— REQUIRED TASK —
Repeat every entry in the listing below, exactly.

· · ·

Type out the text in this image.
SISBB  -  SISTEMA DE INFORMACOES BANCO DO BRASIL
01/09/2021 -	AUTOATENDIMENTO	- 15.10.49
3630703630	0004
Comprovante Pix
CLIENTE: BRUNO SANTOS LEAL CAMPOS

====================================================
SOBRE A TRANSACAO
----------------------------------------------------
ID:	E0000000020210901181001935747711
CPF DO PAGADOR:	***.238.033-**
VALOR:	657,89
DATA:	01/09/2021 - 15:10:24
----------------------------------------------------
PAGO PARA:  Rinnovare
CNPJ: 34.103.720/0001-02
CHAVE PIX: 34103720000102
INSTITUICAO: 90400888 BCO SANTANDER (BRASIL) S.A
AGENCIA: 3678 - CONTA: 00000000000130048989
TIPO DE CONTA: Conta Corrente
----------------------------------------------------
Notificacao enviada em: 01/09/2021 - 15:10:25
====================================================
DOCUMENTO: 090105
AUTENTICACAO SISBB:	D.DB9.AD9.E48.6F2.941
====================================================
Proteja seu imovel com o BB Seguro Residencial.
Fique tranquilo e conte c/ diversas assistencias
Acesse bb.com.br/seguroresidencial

· · ·

— EXERCISE RESPONSE —
Type out the text in this image.
SISBB  -  SISTEMA DE INFORMACOES BANCO DO BRASIL
01/09/2021 -	AUTOATENDIMENTO	- 15.10.49
3630703630	0004
Comprovante Pix
CLIENTE: BRUNO SANTOS LEAL CAMPOS

====================================================
SOBRE A TRANSACAO
----------------------------------------------------
ID:	E0000000020210901181001935747711
CPF DO PAGADOR:	***.238.033-**
VALOR:	657,89
DATA:	01/09/2021 - 15:10:24
----------------------------------------------------
PAGO PARA:  Rinnovare
CNPJ: 34.103.720/0001-02
CHAVE PIX: 34103720000102
INSTITUICAO: 90400888 BCO SANTANDER (BRASIL) S.A
AGENCIA: 3678 - CONTA: 00000000000130048989
TIPO DE CONTA: Conta Corrente
----------------------------------------------------
Notificacao enviada em: 01/09/2021 - 15:10:25
====================================================
DOCUMENTO: 090105
AUTENTICACAO SISBB:	D.DB9.AD9.E48.6F2.941
====================================================
Proteja seu imovel com o BB Seguro Residencial.
Fique tranquilo e conte c/ diversas assistencias
Acesse bb.com.br/seguroresidencial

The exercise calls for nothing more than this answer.